begin

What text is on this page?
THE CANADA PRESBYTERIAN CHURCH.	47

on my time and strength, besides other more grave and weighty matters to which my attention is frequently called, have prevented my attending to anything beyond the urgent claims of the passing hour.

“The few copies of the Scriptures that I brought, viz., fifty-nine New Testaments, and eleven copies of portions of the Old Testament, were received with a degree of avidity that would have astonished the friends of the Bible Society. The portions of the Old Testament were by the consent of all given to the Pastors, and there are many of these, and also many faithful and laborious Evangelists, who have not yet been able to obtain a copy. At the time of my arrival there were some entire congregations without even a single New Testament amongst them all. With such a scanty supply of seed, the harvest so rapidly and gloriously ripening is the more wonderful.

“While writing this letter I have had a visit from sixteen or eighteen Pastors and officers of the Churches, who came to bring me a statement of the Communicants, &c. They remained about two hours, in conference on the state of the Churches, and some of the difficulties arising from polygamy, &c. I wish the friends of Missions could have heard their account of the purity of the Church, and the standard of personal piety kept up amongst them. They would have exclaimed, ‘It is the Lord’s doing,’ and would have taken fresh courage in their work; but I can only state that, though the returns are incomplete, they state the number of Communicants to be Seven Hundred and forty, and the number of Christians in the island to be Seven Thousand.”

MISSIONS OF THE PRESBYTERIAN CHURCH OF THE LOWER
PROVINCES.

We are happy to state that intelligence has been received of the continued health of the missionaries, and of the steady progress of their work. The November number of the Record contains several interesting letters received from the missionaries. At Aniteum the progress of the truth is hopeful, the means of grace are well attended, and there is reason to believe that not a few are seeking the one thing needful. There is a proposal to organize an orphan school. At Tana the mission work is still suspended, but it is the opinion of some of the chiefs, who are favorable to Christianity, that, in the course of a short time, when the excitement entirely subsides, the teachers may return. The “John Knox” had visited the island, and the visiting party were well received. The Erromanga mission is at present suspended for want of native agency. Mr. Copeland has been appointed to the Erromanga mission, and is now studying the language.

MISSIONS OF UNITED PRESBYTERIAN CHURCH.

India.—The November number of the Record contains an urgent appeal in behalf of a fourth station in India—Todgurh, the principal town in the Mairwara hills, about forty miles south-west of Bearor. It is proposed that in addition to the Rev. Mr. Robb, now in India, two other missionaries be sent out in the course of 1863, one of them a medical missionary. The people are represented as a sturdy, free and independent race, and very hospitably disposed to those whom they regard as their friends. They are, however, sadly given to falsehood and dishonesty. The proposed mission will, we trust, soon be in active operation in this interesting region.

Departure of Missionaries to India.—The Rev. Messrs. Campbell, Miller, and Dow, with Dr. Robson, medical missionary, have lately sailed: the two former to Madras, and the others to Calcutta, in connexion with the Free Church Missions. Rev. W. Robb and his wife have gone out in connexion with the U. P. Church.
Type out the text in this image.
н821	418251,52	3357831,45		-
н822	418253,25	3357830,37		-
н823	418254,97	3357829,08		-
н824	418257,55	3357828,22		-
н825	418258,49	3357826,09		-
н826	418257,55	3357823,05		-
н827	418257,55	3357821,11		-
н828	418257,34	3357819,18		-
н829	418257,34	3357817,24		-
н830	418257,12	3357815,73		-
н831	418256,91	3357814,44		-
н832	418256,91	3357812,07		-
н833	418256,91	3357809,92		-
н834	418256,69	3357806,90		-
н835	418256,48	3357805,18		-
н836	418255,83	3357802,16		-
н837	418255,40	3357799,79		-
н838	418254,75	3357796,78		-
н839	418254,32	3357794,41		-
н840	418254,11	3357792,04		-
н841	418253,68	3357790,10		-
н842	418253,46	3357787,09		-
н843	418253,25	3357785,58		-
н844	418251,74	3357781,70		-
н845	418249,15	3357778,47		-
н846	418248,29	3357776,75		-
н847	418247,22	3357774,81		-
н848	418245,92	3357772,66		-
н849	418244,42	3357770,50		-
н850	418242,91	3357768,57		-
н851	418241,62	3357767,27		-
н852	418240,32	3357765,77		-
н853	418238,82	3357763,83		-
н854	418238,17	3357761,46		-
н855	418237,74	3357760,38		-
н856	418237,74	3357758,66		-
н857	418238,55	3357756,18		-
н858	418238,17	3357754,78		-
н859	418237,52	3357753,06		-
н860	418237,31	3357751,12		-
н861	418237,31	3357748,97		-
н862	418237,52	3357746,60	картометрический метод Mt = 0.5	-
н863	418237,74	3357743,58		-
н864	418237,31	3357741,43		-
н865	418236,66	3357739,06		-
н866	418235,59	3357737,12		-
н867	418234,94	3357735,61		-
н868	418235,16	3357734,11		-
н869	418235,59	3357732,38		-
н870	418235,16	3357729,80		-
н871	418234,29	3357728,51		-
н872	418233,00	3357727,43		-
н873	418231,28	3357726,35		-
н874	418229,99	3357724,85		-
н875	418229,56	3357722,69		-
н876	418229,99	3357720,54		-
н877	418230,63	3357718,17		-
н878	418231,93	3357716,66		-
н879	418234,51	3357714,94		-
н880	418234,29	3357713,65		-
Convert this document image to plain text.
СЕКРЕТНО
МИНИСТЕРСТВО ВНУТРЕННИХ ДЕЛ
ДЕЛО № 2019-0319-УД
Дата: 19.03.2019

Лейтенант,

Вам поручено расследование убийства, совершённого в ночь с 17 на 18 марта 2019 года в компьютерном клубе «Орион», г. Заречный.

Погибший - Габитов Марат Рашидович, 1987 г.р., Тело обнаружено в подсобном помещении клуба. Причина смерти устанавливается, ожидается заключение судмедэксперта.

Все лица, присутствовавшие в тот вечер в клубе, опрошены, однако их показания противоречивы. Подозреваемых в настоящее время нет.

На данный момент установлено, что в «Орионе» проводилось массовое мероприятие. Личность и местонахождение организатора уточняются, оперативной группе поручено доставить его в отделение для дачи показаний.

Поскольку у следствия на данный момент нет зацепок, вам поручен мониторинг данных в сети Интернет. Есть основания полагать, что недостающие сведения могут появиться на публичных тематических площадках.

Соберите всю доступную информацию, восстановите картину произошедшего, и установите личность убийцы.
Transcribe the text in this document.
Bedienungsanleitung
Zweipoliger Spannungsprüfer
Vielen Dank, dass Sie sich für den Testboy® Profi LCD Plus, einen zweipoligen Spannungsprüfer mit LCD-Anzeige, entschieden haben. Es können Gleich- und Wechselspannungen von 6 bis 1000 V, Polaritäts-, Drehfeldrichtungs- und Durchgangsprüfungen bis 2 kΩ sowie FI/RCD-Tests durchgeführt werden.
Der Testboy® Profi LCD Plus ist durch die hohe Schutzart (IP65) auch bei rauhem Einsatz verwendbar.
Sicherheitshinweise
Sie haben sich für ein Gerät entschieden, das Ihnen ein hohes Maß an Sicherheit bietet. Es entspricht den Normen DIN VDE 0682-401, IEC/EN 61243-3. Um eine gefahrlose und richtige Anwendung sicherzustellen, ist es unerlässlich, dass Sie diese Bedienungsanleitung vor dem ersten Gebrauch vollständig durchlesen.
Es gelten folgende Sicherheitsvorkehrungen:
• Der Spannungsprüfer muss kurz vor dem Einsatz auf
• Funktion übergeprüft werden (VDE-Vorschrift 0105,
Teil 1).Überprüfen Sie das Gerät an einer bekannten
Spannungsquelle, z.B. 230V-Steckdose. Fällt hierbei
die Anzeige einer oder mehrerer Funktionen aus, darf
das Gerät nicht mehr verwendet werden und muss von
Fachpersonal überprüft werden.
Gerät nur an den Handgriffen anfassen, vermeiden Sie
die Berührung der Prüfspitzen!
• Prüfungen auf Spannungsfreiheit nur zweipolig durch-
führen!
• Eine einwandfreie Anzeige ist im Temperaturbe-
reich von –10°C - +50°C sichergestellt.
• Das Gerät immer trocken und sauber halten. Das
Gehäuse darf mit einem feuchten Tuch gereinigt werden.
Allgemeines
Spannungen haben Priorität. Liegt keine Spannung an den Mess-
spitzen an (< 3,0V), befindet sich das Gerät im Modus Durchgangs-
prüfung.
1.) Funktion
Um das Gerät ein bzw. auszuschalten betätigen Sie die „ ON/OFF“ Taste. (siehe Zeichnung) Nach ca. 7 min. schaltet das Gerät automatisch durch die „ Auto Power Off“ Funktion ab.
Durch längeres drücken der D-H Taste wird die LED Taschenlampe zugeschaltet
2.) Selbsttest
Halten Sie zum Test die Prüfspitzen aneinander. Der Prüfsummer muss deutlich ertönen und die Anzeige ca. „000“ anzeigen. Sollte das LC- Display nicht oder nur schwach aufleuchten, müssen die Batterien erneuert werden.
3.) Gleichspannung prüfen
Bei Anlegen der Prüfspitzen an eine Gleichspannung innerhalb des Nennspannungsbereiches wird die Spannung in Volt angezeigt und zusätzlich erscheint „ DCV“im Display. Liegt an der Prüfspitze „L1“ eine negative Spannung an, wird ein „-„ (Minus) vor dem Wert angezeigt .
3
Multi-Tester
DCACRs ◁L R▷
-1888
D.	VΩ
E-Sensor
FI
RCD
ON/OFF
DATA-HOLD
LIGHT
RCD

end

**TASK TO COMPLETE**
Find how many lines in the records contain the string "Profi", then give the number alone.

**COMPLETED TASK**
2